** START Exercise material **
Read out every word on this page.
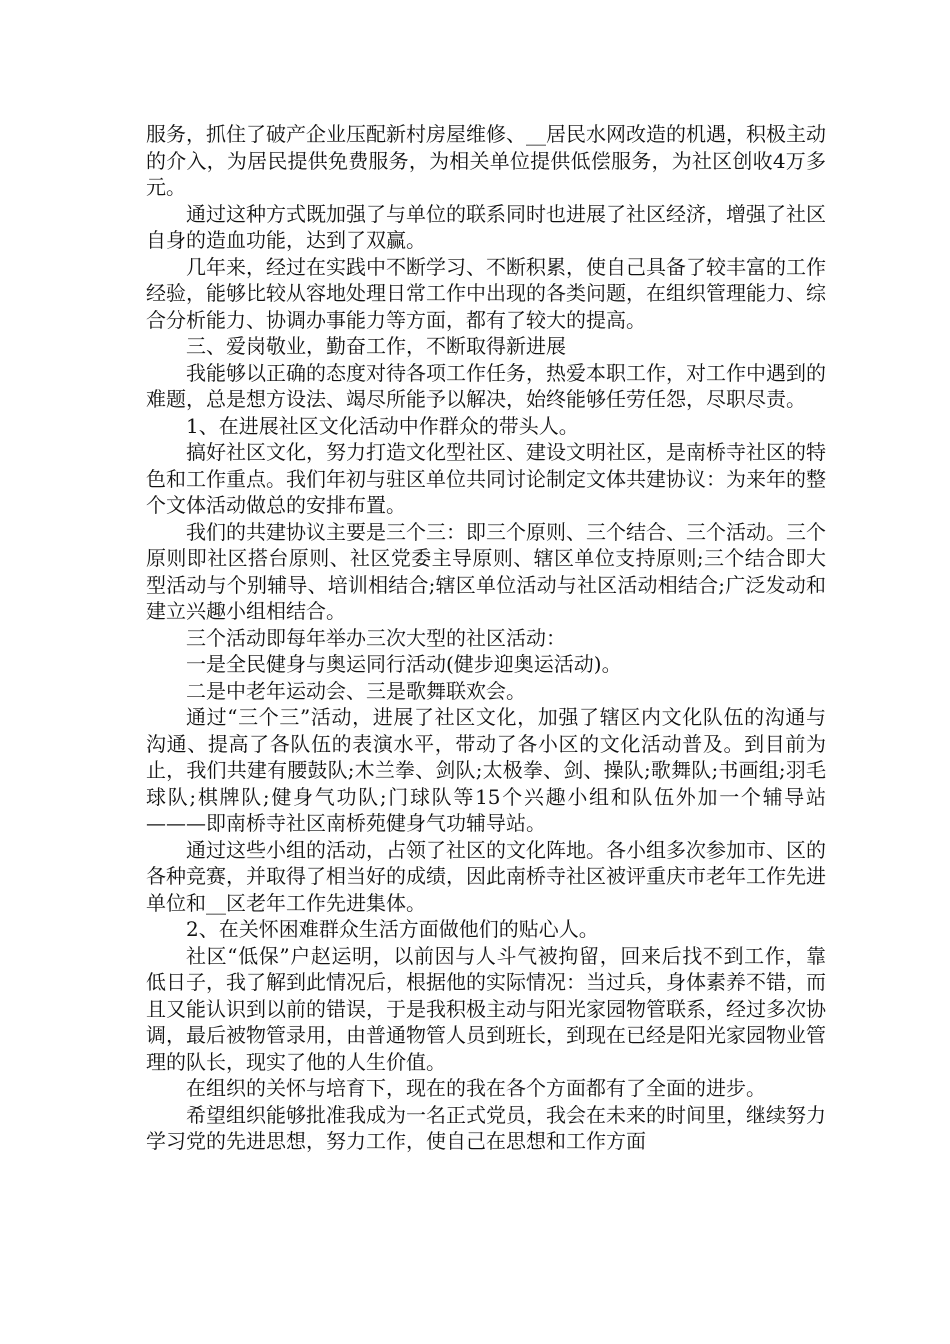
服务，抓住了破产企业压配新村房屋维修、__居民水网改造的机遇，积极主动的介入，为居民提供免费服务，为相关单位提供低偿服务，为社区创收4万多元。

通过这种方式既加强了与单位的联系同时也进展了社区经济，增强了社区自身的造血功能，达到了双赢。

几年来，经过在实践中不断学习、不断积累，使自己具备了较丰富的工作经验，能够比较从容地处理日常工作中出现的各类问题，在组织管理能力、综合分析能力、协调办事能力等方面，都有了较大的提高。

三、爱岗敬业，勤奋工作，不断取得新进展

我能够以正确的态度对待各项工作任务，热爱本职工作，对工作中遇到的难题，总是想方设法、竭尽所能予以解决，始终能够任劳任怨，尽职尽责。

1、在进展社区文化活动中作群众的带头人。

搞好社区文化，努力打造文化型社区、建设文明社区，是南桥寺社区的特色和工作重点。我们年初与驻区单位共同讨论制定文体共建协议：为来年的整个文体活动做总的安排布置。

我们的共建协议主要是三个三：即三个原则、三个结合、三个活动。三个原则即社区搭台原则、社区党委主导原则、辖区单位支持原则;三个结合即大型活动与个别辅导、培训相结合;辖区单位活动与社区活动相结合;广泛发动和建立兴趣小组相结合。

三个活动即每年举办三次大型的社区活动：

一是全民健身与奥运同行活动(健步迎奥运活动)。

二是中老年运动会、三是歌舞联欢会。

通过“三个三”活动，进展了社区文化，加强了辖区内文化队伍的沟通与沟通、提高了各队伍的表演水平，带动了各小区的文化活动普及。到目前为止，我们共建有腰鼓队;木兰拳、剑队;太极拳、剑、操队;歌舞队;书画组;羽毛球队;棋牌队;健身气功队;门球队等15个兴趣小组和队伍外加一个辅导站———即南桥寺社区南桥苑健身气功辅导站。

通过这些小组的活动，占领了社区的文化阵地。各小组多次参加市、区的各种竞赛，并取得了相当好的成绩，因此南桥寺社区被评重庆市老年工作先进单位和__区老年工作先进集体。

2、在关怀困难群众生活方面做他们的贴心人。

社区“低保”户赵运明，以前因与人斗气被拘留，回来后找不到工作，靠低日子，我了解到此情况后，根据他的实际情况：当过兵，身体素养不错，而且又能认识到以前的错误，于是我积极主动与阳光家园物管联系，经过多次协调，最后被物管录用，由普通物管人员到班长，到现在已经是阳光家园物业管理的队长，现实了他的人生价值。

在组织的关怀与培育下，现在的我在各个方面都有了全面的进步。

希望组织能够批准我成为一名正式党员，我会在未来的时间里，继续努力学习党的先进思想，努力工作，使自己在思想和工作方面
** END Exercise material **
● **Your instructions**
Transcribe the records above exactly as they appear, leaving out any pictures.

● **Exercise answer**
Read out every word on this page.
服务，抓住了破产企业压配新村房屋维修、__居民水网改造的机遇，积极主动的介入，为居民提供免费服务，为相关单位提供低偿服务，为社区创收4万多元。

通过这种方式既加强了与单位的联系同时也进展了社区经济，增强了社区自身的造血功能，达到了双赢。

几年来，经过在实践中不断学习、不断积累，使自己具备了较丰富的工作经验，能够比较从容地处理日常工作中出现的各类问题，在组织管理能力、综合分析能力、协调办事能力等方面，都有了较大的提高。

三、爱岗敬业，勤奋工作，不断取得新进展

我能够以正确的态度对待各项工作任务，热爱本职工作，对工作中遇到的难题，总是想方设法、竭尽所能予以解决，始终能够任劳任怨，尽职尽责。

1、在进展社区文化活动中作群众的带头人。

搞好社区文化，努力打造文化型社区、建设文明社区，是南桥寺社区的特色和工作重点。我们年初与驻区单位共同讨论制定文体共建协议：为来年的整个文体活动做总的安排布置。

我们的共建协议主要是三个三：即三个原则、三个结合、三个活动。三个原则即社区搭台原则、社区党委主导原则、辖区单位支持原则;三个结合即大型活动与个别辅导、培训相结合;辖区单位活动与社区活动相结合;广泛发动和建立兴趣小组相结合。

三个活动即每年举办三次大型的社区活动：

一是全民健身与奥运同行活动(健步迎奥运活动)。

二是中老年运动会、三是歌舞联欢会。

通过“三个三”活动，进展了社区文化，加强了辖区内文化队伍的沟通与沟通、提高了各队伍的表演水平，带动了各小区的文化活动普及。到目前为止，我们共建有腰鼓队;木兰拳、剑队;太极拳、剑、操队;歌舞队;书画组;羽毛球队;棋牌队;健身气功队;门球队等15个兴趣小组和队伍外加一个辅导站———即南桥寺社区南桥苑健身气功辅导站。

通过这些小组的活动，占领了社区的文化阵地。各小组多次参加市、区的各种竞赛，并取得了相当好的成绩，因此南桥寺社区被评重庆市老年工作先进单位和__区老年工作先进集体。

2、在关怀困难群众生活方面做他们的贴心人。

社区“低保”户赵运明，以前因与人斗气被拘留，回来后找不到工作，靠低日子，我了解到此情况后，根据他的实际情况：当过兵，身体素养不错，而且又能认识到以前的错误，于是我积极主动与阳光家园物管联系，经过多次协调，最后被物管录用，由普通物管人员到班长，到现在已经是阳光家园物业管理的队长，现实了他的人生价值。

在组织的关怀与培育下，现在的我在各个方面都有了全面的进步。

希望组织能够批准我成为一名正式党员，我会在未来的时间里，继续努力学习党的先进思想，努力工作，使自己在思想和工作方面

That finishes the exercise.